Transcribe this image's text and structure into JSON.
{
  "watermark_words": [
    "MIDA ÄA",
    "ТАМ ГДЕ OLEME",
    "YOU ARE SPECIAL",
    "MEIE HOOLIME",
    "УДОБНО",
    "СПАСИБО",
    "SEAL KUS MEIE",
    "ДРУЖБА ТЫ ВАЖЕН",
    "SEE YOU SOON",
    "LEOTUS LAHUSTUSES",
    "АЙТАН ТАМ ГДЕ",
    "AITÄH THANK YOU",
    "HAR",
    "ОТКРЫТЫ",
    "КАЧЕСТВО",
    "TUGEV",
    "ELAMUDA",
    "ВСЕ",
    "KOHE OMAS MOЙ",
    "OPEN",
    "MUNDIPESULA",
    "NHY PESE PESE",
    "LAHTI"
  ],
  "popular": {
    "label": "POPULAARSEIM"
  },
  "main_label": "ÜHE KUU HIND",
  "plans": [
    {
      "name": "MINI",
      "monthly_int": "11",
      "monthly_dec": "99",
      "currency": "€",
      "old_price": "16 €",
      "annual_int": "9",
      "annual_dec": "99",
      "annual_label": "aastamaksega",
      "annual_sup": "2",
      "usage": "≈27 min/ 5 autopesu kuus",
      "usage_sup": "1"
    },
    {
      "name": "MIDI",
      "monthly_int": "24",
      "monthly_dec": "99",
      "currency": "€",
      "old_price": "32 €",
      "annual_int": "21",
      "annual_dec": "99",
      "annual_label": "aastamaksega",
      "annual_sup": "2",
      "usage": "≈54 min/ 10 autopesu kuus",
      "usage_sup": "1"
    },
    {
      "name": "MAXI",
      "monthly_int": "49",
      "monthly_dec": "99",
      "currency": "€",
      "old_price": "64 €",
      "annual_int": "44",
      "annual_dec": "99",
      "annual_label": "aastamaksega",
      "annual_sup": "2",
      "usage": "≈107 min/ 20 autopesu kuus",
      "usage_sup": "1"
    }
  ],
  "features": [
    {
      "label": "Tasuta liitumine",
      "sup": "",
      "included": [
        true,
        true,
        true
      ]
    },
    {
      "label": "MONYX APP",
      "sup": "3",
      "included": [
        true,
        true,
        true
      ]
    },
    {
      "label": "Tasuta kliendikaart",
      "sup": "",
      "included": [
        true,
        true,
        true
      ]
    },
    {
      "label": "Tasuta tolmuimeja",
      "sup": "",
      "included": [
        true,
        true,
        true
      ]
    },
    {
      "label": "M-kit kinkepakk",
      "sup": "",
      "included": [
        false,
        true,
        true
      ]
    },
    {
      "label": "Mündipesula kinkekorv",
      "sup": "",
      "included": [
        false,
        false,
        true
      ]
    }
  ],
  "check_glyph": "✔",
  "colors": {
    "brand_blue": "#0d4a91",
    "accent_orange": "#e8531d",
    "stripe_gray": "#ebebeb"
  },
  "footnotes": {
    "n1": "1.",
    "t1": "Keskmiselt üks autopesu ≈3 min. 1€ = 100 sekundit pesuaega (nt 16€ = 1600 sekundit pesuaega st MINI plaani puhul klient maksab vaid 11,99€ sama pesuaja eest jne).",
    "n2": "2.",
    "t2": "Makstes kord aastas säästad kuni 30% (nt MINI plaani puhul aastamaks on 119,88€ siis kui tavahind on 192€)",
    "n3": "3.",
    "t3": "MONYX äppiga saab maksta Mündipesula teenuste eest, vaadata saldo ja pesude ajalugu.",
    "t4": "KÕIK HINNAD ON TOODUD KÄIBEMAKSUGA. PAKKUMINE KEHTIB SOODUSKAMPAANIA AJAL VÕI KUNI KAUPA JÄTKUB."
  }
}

================================

Exercise
What is the number of lines in the records above that include the word "Tasuta"? Reply with that number and nothing more.

Reply to the exercise
3